▸ **STATED TASK**
Copy each line exactly. Drop every picture.

▸ **MATERIAL FOR THIS EXERCISE**
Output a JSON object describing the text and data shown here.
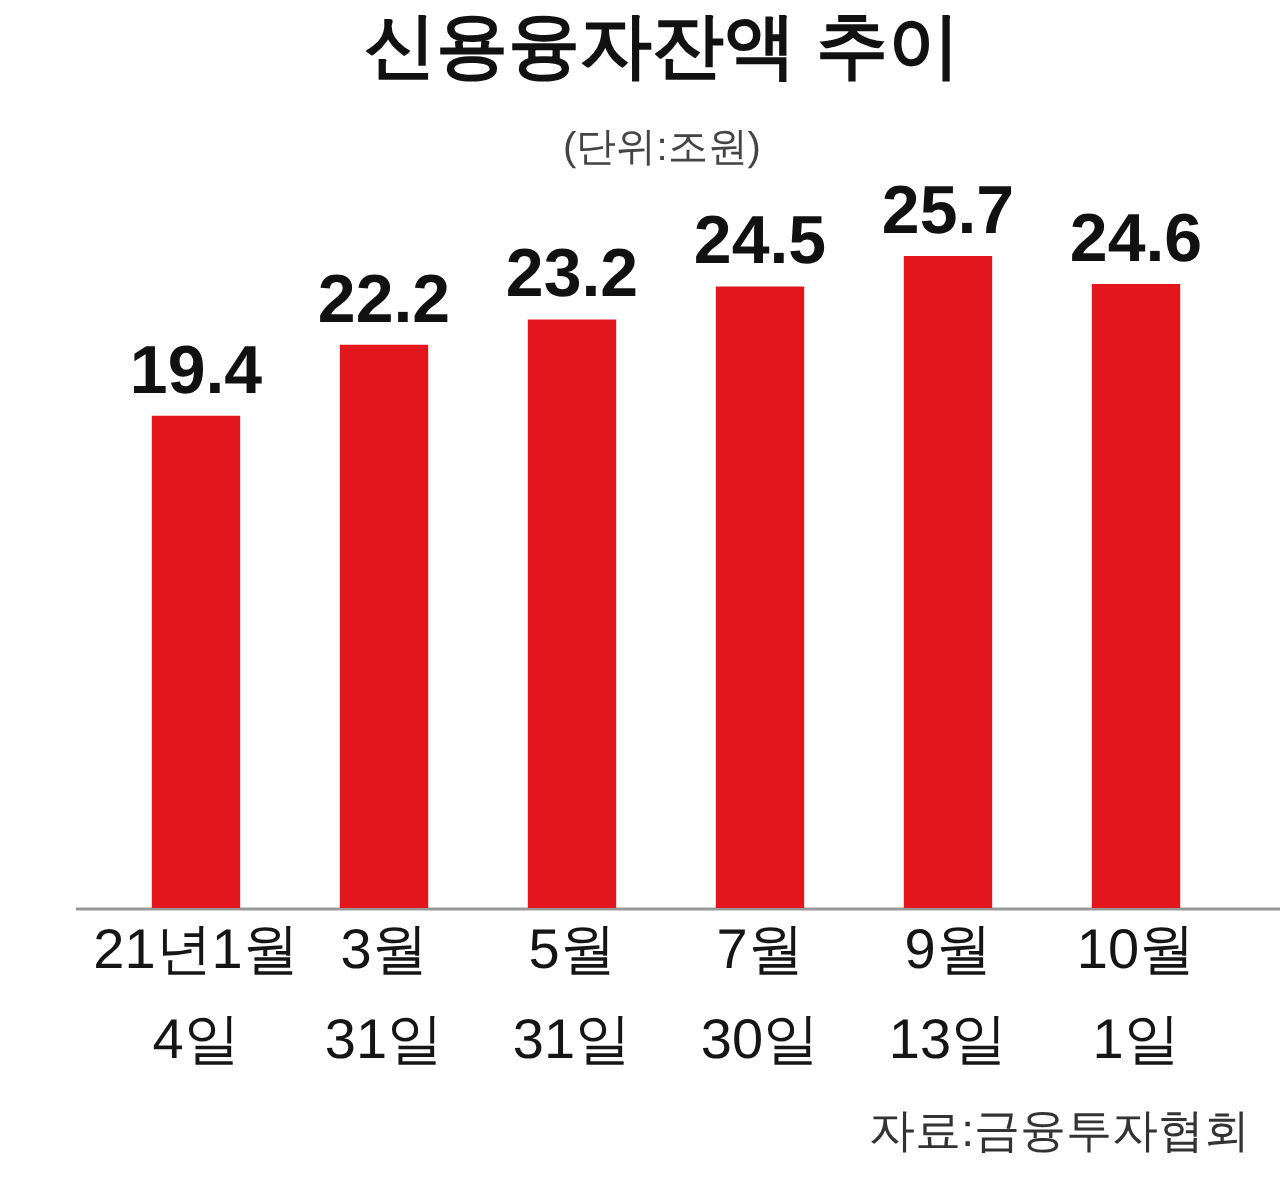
{
  "chart_data": {
    "type": "bar",
    "title": "신용융자잔액 추이",
    "subtitle": "(단위:조원)",
    "categories": [
      "21년1월 4일",
      "3월 31일",
      "5월 31일",
      "7월 30일",
      "9월 13일",
      "10월 1일"
    ],
    "values": [
      19.4,
      22.2,
      23.2,
      24.5,
      25.7,
      24.6
    ],
    "color": "#e3151d",
    "data_labels": true,
    "tick_labels": "x",
    "grid": false,
    "annotations": [
      "자료:금융투자협회"
    ]
  }
}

▸ **ANSWER TO THE EXERCISE**
Output a JSON object describing the text and data shown here.
{
  "chart_data": {
    "type": "bar",
    "title": "신용융자잔액 추이",
    "subtitle": "(단위:조원)",
    "categories": [
      "21년1월 4일",
      "3월 31일",
      "5월 31일",
      "7월 30일",
      "9월 13일",
      "10월 1일"
    ],
    "values": [
      19.4,
      22.2,
      23.2,
      24.5,
      25.7,
      24.6
    ],
    "color": "#e3151d",
    "data_labels": true,
    "tick_labels": "x",
    "grid": false,
    "annotations": [
      "자료:금융투자협회"
    ]
  }
}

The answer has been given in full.